#### Set exercise:
Pick out all lines with the word "Материнская" from the records that follow.

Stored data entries
■ ■ ■
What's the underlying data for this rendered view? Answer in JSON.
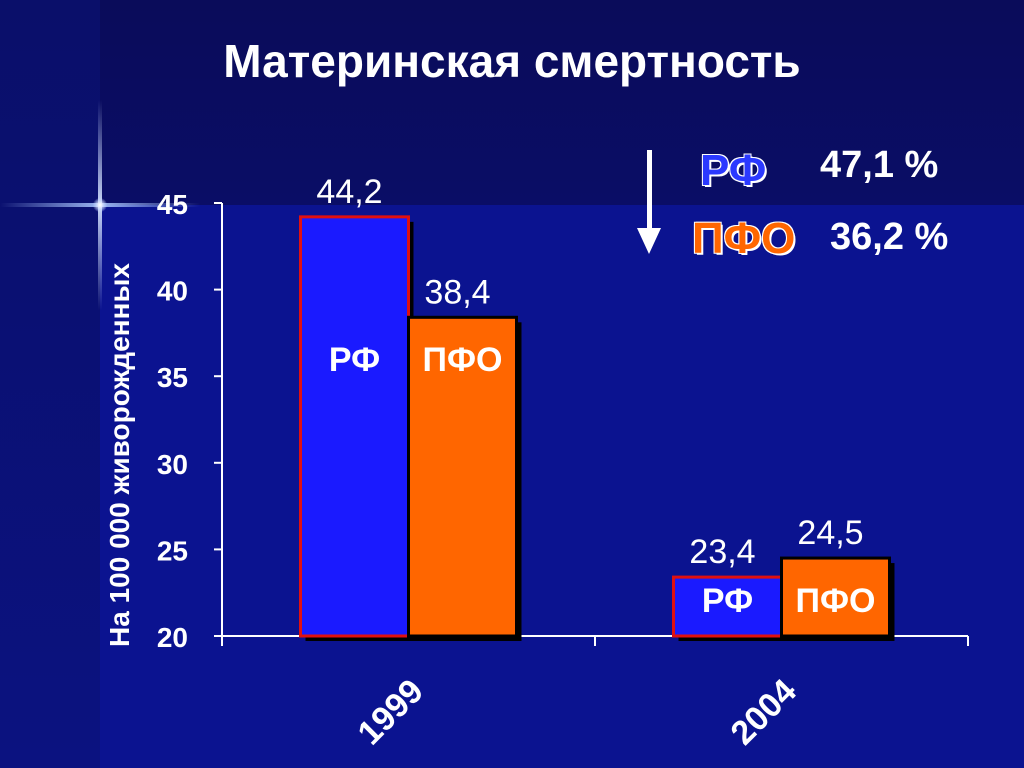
{
  "title": "Материнская смертность",
  "colors": {
    "rf": "#1a1aff",
    "pfo": "#ff6600",
    "rf_border": "#e01010",
    "pfo_border": "#000000"
  },
  "legend": {
    "rf_label": "РФ",
    "rf_value": "47,1 %",
    "pfo_label": "ПФО",
    "pfo_value": "36,2 %",
    "arrow_icon": "down-arrow-icon"
  },
  "chart_data": {
    "type": "bar",
    "title": "Материнская смертность",
    "xlabel": "",
    "ylabel": "На 100 000 живорожденных",
    "categories": [
      "1999",
      "2004"
    ],
    "ylim": [
      20,
      45
    ],
    "yticks": [
      "20",
      "25",
      "30",
      "35",
      "40",
      "45"
    ],
    "series": [
      {
        "name": "РФ",
        "values": [
          44.2,
          23.4
        ],
        "labels": [
          "44,2",
          "23,4"
        ]
      },
      {
        "name": "ПФО",
        "values": [
          38.4,
          24.5
        ],
        "labels": [
          "38,4",
          "24,5"
        ]
      }
    ],
    "grid": false
  }
}
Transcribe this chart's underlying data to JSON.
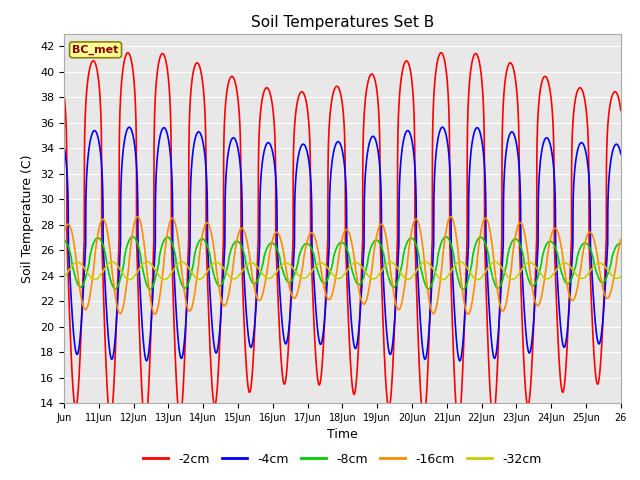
{
  "title": "Soil Temperatures Set B",
  "xlabel": "Time",
  "ylabel": "Soil Temperature (C)",
  "ylim": [
    14,
    43
  ],
  "yticks": [
    14,
    16,
    18,
    20,
    22,
    24,
    26,
    28,
    30,
    32,
    34,
    36,
    38,
    40,
    42
  ],
  "annotation": "BC_met",
  "annotation_color": "#8B0000",
  "annotation_bg": "#FFFF99",
  "colors": {
    "-2cm": "#FF0000",
    "-4cm": "#0000FF",
    "-8cm": "#00CC00",
    "-16cm": "#FF8C00",
    "-32cm": "#CCCC00"
  },
  "line_width": 1.2,
  "background_color": "#E8E8E8",
  "grid_color": "#FFFFFF",
  "x_start": 10.0,
  "x_end": 26.0,
  "xtick_labels": [
    "Jun",
    "11Jun",
    "12Jun",
    "13Jun",
    "14Jun",
    "15Jun",
    "16Jun",
    "17Jun",
    "18Jun",
    "19Jun",
    "20Jun",
    "21Jun",
    "22Jun",
    "23Jun",
    "24Jun",
    "25Jun",
    "26"
  ],
  "xtick_positions": [
    10,
    11,
    12,
    13,
    14,
    15,
    16,
    17,
    18,
    19,
    20,
    21,
    22,
    23,
    24,
    25,
    26
  ]
}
■ ■ ■
#### Solution:
  "title": "Материнская смертность",
    "title": "Материнская смертность",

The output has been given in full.